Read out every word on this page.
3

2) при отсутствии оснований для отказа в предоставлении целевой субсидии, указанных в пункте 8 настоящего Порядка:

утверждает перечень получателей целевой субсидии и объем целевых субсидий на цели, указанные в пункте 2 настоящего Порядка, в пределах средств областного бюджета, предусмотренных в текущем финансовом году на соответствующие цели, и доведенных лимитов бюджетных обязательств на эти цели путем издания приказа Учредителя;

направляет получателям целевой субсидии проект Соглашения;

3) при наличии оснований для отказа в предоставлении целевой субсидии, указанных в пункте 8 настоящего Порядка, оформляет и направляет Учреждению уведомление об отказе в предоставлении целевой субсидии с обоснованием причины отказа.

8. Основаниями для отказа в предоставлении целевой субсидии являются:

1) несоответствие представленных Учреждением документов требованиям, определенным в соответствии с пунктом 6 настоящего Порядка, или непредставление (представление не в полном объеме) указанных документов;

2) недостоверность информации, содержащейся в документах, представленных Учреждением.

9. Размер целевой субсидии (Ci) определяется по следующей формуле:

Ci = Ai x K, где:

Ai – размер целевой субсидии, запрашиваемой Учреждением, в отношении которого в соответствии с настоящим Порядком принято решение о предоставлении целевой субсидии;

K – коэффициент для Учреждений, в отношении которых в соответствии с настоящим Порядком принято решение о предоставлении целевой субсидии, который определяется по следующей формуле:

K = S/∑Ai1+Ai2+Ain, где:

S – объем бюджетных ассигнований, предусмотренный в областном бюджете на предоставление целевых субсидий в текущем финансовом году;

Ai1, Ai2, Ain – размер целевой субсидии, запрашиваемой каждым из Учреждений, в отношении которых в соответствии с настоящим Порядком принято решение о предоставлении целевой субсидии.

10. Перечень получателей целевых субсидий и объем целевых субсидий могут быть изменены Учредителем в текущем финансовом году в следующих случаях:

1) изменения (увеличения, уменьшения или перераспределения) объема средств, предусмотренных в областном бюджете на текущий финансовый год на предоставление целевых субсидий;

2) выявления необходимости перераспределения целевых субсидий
*****
Extract all lines as given.

▶ _Complete answer_:
Read out every word on this page.
3

2) при отсутствии оснований для отказа в предоставлении целевой субсидии, указанных в пункте 8 настоящего Порядка:

утверждает перечень получателей целевой субсидии и объем целевых субсидий на цели, указанные в пункте 2 настоящего Порядка, в пределах средств областного бюджета, предусмотренных в текущем финансовом году на соответствующие цели, и доведенных лимитов бюджетных обязательств на эти цели путем издания приказа Учредителя;

направляет получателям целевой субсидии проект Соглашения;

3) при наличии оснований для отказа в предоставлении целевой субсидии, указанных в пункте 8 настоящего Порядка, оформляет и направляет Учреждению уведомление об отказе в предоставлении целевой субсидии с обоснованием причины отказа.

8. Основаниями для отказа в предоставлении целевой субсидии являются:

1) несоответствие представленных Учреждением документов требованиям, определенным в соответствии с пунктом 6 настоящего Порядка, или непредставление (представление не в полном объеме) указанных документов;

2) недостоверность информации, содержащейся в документах, представленных Учреждением.

9. Размер целевой субсидии (Ci) определяется по следующей формуле:

Ci = Ai x K, где:

Ai – размер целевой субсидии, запрашиваемой Учреждением, в отношении которого в соответствии с настоящим Порядком принято решение о предоставлении целевой субсидии;

K – коэффициент для Учреждений, в отношении которых в соответствии с настоящим Порядком принято решение о предоставлении целевой субсидии, который определяется по следующей формуле:

K = S/∑Ai1+Ai2+Ain, где:

S – объем бюджетных ассигнований, предусмотренный в областном бюджете на предоставление целевых субсидий в текущем финансовом году;

Ai1, Ai2, Ain – размер целевой субсидии, запрашиваемой каждым из Учреждений, в отношении которых в соответствии с настоящим Порядком принято решение о предоставлении целевой субсидии.

10. Перечень получателей целевых субсидий и объем целевых субсидий могут быть изменены Учредителем в текущем финансовом году в следующих случаях:

1) изменения (увеличения, уменьшения или перераспределения) объема средств, предусмотренных в областном бюджете на текущий финансовый год на предоставление целевых субсидий;

2) выявления необходимости перераспределения целевых субсидий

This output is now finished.